---------- Data section
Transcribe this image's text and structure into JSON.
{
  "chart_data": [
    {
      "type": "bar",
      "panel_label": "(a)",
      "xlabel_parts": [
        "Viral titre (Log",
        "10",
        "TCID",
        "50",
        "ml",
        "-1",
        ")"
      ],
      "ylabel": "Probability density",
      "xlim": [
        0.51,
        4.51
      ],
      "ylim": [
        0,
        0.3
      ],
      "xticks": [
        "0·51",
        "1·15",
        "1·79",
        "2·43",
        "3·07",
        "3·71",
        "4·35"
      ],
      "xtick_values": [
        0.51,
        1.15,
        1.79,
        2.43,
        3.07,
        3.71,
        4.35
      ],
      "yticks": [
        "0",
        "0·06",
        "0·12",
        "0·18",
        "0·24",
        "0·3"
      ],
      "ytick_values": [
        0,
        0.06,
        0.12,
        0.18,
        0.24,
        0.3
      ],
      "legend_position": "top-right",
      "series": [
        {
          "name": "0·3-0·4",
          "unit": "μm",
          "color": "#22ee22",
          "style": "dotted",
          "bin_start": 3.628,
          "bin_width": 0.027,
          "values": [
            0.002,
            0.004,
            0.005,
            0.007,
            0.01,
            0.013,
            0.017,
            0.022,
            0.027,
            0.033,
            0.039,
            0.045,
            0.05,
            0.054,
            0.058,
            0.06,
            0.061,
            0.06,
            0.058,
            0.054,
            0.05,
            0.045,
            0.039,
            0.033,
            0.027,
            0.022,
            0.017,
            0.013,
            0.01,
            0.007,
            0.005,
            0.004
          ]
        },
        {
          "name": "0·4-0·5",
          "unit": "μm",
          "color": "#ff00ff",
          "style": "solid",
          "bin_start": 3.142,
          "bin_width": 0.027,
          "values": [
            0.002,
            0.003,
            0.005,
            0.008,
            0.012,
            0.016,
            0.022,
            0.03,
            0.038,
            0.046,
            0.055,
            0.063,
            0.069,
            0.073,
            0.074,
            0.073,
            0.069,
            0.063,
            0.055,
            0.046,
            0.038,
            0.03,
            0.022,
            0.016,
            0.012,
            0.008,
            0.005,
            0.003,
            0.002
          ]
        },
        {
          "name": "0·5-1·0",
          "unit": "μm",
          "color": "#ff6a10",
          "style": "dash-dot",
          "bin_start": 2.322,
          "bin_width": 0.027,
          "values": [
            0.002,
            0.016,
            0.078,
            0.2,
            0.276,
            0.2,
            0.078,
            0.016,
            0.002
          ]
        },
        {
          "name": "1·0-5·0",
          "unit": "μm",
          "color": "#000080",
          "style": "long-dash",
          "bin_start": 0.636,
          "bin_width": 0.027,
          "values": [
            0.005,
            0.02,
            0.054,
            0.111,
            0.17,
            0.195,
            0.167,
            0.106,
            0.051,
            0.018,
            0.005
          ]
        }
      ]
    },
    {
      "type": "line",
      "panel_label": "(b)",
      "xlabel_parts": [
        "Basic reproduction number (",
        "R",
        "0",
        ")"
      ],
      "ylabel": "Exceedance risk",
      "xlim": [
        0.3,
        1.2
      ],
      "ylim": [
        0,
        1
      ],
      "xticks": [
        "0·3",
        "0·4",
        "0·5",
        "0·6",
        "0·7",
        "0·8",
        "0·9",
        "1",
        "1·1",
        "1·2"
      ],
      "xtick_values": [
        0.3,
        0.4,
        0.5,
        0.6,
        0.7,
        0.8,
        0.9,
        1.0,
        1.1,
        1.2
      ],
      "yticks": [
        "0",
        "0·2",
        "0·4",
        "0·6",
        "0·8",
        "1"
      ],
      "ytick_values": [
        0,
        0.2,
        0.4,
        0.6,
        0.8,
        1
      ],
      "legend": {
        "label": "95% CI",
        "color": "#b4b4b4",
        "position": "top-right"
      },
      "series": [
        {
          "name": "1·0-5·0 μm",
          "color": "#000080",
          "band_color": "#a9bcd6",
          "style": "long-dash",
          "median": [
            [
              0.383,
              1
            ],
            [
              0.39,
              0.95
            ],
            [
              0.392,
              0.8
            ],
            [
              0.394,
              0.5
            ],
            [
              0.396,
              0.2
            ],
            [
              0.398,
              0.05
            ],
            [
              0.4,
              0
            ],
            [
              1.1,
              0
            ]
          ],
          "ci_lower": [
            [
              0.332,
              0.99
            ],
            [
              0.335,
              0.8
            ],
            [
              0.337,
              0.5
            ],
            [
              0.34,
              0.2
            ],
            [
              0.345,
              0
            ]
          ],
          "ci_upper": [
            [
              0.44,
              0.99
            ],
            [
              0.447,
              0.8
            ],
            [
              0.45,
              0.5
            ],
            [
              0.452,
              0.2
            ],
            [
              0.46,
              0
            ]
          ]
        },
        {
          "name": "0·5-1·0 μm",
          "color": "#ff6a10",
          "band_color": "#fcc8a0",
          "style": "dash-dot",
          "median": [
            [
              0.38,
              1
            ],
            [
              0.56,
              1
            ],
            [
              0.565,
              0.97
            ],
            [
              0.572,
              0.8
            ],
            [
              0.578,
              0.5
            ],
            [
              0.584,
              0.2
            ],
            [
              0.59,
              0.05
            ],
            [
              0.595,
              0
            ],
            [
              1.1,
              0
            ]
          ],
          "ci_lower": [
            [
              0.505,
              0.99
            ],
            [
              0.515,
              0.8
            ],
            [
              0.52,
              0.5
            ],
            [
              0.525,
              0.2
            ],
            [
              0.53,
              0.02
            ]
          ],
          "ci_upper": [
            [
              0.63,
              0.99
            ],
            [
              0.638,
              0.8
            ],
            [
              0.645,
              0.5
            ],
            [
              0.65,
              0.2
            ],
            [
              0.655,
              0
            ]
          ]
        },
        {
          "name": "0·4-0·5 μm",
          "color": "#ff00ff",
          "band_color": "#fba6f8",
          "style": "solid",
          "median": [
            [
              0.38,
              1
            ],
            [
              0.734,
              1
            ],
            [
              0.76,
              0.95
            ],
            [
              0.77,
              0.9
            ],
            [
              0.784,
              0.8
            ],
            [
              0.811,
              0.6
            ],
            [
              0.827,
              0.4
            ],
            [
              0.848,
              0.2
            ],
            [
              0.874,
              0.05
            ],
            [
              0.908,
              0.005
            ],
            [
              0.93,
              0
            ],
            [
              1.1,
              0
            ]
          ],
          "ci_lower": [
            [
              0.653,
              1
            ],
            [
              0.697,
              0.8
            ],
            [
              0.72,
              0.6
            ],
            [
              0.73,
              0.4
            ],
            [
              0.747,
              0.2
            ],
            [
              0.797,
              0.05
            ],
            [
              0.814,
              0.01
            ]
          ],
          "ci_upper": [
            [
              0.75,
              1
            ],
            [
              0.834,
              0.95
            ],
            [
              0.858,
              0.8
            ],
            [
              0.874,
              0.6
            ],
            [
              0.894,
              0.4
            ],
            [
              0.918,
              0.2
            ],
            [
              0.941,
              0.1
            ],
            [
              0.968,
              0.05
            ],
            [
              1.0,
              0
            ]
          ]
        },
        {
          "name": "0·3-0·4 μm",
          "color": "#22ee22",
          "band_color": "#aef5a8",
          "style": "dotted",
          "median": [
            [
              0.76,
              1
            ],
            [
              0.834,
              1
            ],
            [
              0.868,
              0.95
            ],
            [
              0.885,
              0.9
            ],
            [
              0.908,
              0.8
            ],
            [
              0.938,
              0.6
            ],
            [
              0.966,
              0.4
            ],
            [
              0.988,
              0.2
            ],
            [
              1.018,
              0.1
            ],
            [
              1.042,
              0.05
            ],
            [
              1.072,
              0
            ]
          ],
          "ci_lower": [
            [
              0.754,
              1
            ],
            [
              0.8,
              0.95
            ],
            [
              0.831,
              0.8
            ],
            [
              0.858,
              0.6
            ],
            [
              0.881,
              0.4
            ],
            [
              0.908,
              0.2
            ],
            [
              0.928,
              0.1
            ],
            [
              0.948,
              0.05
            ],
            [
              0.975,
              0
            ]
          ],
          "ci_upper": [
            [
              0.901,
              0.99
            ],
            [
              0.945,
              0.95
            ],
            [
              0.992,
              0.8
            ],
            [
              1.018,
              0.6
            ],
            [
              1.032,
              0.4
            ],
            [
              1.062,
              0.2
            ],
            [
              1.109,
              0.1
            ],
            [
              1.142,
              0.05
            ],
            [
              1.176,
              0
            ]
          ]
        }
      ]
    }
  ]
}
--------------------
Your objective:
What is the number of lines above that contain the string "name"? Answer with that number only.

Completed exercise:
8